Material supplied:

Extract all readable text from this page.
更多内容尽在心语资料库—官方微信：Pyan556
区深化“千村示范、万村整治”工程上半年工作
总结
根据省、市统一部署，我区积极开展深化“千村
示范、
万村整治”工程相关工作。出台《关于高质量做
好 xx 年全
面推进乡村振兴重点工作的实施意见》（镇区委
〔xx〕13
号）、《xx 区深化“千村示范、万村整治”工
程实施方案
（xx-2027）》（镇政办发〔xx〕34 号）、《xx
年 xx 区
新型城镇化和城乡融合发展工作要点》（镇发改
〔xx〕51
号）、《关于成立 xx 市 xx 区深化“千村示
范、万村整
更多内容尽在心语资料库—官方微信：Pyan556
--
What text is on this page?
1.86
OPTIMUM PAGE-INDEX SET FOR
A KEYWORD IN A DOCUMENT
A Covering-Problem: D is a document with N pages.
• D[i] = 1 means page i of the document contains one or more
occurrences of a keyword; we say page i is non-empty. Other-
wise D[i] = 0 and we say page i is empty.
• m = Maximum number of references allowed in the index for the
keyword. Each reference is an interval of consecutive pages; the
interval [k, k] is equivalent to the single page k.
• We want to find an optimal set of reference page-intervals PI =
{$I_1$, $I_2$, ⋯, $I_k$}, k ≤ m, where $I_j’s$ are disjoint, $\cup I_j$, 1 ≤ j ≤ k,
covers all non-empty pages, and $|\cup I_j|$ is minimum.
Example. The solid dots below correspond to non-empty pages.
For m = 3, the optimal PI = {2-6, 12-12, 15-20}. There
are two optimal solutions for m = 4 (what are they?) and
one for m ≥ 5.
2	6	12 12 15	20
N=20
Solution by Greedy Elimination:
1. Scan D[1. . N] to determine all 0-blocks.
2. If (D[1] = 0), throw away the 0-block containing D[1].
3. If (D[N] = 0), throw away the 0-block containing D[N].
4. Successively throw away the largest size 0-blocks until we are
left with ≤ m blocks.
==
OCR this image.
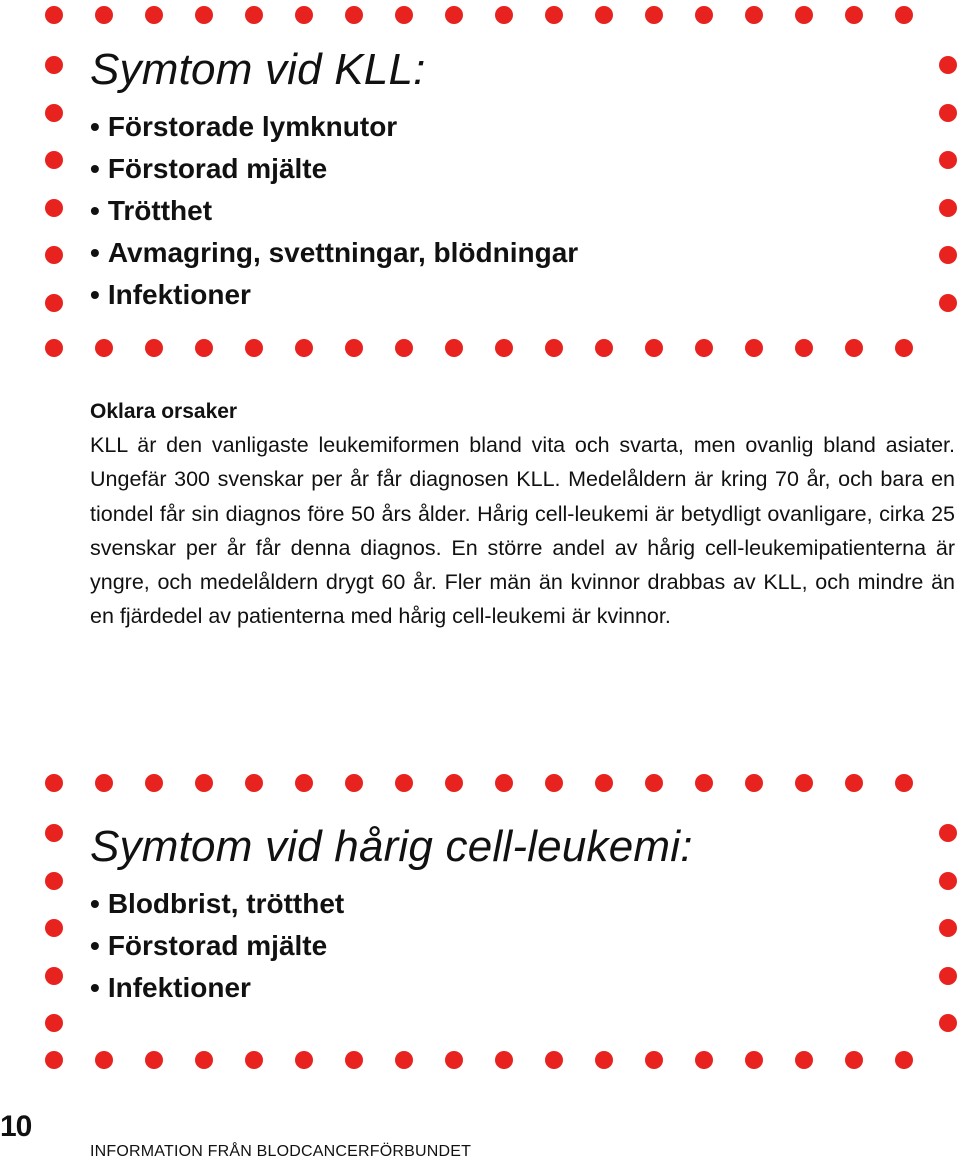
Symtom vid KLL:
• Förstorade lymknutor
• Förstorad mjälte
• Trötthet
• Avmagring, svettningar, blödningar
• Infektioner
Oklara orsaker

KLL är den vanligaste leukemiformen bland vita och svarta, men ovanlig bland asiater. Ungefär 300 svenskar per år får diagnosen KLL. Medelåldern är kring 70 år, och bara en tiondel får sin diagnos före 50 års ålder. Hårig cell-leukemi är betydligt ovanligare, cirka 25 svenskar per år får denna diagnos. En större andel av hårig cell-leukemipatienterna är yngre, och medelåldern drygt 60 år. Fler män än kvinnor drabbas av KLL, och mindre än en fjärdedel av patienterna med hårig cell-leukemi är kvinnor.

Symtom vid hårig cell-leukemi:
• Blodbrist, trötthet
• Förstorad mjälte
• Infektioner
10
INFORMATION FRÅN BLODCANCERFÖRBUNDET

Directive: Each line above that holds the string "cell" should be copied and shown.

Result:
KLL är den vanligaste leukemiformen bland vita och svarta, men ovanlig bland asiater. Ungefär 300 svenskar per år får diagnosen KLL. Medelåldern är kring 70 år, och bara en tiondel får sin diagnos före 50 års ålder. Hårig cell-leukemi är betydligt ovanligare, cirka 25 svenskar per år får denna diagnos. En större andel av hårig cell-leukemipatienterna är yngre, och medelåldern drygt 60 år. Fler män än kvinnor drabbas av KLL, och mindre än en fjärdedel av patienterna med hårig cell-leukemi är kvinnor.
Symtom vid hårig cell-leukemi:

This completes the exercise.